> **INFORMATION SHOWN**
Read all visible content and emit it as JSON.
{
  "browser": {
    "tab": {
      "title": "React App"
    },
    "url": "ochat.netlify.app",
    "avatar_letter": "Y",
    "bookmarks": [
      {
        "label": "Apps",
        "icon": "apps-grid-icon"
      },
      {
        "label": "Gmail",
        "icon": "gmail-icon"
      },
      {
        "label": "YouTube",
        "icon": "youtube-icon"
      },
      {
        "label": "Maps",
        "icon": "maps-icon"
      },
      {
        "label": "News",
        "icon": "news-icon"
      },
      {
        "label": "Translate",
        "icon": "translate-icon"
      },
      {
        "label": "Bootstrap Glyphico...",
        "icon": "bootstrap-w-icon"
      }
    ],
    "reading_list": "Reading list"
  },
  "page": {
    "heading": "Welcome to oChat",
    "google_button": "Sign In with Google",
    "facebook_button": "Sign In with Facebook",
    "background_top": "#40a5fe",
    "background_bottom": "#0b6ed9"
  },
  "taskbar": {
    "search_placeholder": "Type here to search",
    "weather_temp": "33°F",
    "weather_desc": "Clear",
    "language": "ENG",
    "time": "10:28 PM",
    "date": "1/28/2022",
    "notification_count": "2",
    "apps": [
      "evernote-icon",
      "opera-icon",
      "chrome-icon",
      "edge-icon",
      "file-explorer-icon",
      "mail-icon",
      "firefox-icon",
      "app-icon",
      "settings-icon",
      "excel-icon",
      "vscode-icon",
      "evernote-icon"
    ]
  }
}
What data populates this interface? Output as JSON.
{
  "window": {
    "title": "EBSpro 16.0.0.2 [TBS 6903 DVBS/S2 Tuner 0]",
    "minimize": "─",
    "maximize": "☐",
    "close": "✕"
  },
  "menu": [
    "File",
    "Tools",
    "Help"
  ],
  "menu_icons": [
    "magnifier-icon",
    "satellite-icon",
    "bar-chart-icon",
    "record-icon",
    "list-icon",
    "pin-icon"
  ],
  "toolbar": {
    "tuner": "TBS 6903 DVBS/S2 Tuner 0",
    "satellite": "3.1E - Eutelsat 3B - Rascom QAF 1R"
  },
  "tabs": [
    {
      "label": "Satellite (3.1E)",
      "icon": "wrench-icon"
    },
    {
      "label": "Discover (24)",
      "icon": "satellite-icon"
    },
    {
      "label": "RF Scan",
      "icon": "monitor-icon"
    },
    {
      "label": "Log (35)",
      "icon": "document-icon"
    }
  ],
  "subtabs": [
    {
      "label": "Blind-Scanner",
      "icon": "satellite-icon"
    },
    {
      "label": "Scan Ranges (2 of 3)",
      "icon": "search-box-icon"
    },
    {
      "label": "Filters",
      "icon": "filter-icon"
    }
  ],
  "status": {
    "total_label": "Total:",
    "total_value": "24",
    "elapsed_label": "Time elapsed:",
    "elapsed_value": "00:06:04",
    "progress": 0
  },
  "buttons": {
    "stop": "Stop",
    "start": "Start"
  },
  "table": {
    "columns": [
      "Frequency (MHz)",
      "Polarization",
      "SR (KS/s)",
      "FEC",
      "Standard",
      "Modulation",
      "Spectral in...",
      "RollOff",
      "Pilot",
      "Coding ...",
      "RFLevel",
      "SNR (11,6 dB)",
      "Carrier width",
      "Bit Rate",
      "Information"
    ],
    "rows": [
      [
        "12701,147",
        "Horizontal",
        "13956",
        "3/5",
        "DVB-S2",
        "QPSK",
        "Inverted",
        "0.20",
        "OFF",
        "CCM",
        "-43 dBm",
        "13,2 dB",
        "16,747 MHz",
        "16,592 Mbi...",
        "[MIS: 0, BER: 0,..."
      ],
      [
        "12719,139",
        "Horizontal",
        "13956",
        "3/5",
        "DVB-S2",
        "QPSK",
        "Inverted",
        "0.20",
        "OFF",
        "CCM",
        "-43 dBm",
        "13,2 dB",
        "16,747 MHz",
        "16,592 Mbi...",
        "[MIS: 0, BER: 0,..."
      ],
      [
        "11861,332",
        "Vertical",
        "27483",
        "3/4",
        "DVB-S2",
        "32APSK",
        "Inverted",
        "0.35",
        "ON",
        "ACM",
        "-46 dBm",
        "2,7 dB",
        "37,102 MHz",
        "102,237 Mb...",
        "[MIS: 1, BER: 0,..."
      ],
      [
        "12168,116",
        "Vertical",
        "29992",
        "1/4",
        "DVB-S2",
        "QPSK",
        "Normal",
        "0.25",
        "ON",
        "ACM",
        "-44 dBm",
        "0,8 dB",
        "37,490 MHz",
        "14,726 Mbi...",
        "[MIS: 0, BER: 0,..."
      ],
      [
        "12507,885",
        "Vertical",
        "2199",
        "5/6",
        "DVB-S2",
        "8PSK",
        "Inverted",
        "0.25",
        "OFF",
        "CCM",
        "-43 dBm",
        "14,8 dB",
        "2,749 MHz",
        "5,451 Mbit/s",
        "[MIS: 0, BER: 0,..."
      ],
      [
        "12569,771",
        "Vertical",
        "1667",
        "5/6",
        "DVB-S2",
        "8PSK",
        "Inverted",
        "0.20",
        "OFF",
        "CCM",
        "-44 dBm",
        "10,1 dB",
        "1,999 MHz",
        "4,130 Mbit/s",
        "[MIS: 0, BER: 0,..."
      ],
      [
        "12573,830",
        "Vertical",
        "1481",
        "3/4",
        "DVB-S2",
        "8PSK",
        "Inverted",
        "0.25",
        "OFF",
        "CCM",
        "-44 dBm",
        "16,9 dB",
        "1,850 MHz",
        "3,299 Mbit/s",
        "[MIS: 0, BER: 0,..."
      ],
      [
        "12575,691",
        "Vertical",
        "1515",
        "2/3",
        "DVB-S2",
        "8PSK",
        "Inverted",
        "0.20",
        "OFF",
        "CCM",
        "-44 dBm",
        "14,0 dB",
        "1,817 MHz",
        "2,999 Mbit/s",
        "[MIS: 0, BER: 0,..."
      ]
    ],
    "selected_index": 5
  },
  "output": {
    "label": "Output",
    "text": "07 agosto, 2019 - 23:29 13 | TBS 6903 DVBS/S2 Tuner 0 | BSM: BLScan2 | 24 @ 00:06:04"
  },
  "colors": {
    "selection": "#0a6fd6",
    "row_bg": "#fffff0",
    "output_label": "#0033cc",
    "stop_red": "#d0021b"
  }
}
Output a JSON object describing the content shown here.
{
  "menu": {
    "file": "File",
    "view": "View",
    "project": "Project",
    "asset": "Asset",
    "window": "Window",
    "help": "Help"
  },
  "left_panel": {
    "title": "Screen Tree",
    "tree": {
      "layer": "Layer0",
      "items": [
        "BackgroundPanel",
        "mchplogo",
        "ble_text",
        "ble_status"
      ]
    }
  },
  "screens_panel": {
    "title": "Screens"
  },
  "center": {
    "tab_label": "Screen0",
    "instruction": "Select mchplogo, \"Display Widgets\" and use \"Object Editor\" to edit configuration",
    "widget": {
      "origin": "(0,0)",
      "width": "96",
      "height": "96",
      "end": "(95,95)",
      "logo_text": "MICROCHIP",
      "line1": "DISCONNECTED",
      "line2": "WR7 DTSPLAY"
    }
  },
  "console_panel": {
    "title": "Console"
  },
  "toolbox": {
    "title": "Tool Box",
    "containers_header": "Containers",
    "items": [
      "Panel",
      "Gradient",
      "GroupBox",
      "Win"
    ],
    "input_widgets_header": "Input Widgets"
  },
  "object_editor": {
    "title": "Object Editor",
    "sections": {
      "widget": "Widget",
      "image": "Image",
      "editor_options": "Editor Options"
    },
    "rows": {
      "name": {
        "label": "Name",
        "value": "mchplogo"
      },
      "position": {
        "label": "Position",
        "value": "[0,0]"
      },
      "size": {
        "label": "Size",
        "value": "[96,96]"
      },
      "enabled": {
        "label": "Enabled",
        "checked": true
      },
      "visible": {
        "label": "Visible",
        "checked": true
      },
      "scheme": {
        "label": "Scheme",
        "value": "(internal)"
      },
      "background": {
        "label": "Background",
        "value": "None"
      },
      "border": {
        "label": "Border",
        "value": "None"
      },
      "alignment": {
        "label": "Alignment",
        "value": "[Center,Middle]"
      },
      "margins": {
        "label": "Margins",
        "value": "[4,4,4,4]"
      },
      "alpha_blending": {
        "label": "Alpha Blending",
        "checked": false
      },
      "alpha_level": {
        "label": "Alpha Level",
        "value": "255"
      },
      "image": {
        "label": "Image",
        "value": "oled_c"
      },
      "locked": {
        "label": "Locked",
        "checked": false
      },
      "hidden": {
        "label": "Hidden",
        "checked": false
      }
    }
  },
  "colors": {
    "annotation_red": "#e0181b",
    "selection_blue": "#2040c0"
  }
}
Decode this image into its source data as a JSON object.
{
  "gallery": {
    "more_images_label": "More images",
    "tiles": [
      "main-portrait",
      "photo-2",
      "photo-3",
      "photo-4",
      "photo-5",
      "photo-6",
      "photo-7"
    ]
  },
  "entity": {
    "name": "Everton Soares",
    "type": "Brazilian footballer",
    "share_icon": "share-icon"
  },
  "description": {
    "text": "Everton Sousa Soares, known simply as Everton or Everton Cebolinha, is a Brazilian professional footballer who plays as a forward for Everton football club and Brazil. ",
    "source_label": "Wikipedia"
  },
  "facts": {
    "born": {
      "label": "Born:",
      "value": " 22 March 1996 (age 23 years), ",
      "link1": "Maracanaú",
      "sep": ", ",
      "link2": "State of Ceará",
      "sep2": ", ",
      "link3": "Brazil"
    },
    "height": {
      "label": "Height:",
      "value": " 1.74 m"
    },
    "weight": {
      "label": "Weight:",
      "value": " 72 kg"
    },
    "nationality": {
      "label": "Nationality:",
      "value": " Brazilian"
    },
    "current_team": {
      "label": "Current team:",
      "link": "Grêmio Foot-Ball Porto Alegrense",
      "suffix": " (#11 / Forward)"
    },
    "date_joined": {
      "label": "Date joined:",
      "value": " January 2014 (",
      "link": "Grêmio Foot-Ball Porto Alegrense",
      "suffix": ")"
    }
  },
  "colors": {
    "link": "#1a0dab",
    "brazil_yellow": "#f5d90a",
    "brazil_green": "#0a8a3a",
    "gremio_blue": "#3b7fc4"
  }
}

> **WHAT NEEDS TO BE DONE**
Exactly reproduce the lines that run from the line with "Decode this image" through the last line of the records, inclusive.

> **FINISHED TASK**
Decode this image into its source data as a JSON object.
{
  "gallery": {
    "more_images_label": "More images",
    "tiles": [
      "main-portrait",
      "photo-2",
      "photo-3",
      "photo-4",
      "photo-5",
      "photo-6",
      "photo-7"
    ]
  },
  "entity": {
    "name": "Everton Soares",
    "type": "Brazilian footballer",
    "share_icon": "share-icon"
  },
  "description": {
    "text": "Everton Sousa Soares, known simply as Everton or Everton Cebolinha, is a Brazilian professional footballer who plays as a forward for Everton football club and Brazil. ",
    "source_label": "Wikipedia"
  },
  "facts": {
    "born": {
      "label": "Born:",
      "value": " 22 March 1996 (age 23 years), ",
      "link1": "Maracanaú",
      "sep": ", ",
      "link2": "State of Ceará",
      "sep2": ", ",
      "link3": "Brazil"
    },
    "height": {
      "label": "Height:",
      "value": " 1.74 m"
    },
    "weight": {
      "label": "Weight:",
      "value": " 72 kg"
    },
    "nationality": {
      "label": "Nationality:",
      "value": " Brazilian"
    },
    "current_team": {
      "label": "Current team:",
      "link": "Grêmio Foot-Ball Porto Alegrense",
      "suffix": " (#11 / Forward)"
    },
    "date_joined": {
      "label": "Date joined:",
      "value": " January 2014 (",
      "link": "Grêmio Foot-Ball Porto Alegrense",
      "suffix": ")"
    }
  },
  "colors": {
    "link": "#1a0dab",
    "brazil_yellow": "#f5d90a",
    "brazil_green": "#0a8a3a",
    "gremio_blue": "#3b7fc4"
  }
}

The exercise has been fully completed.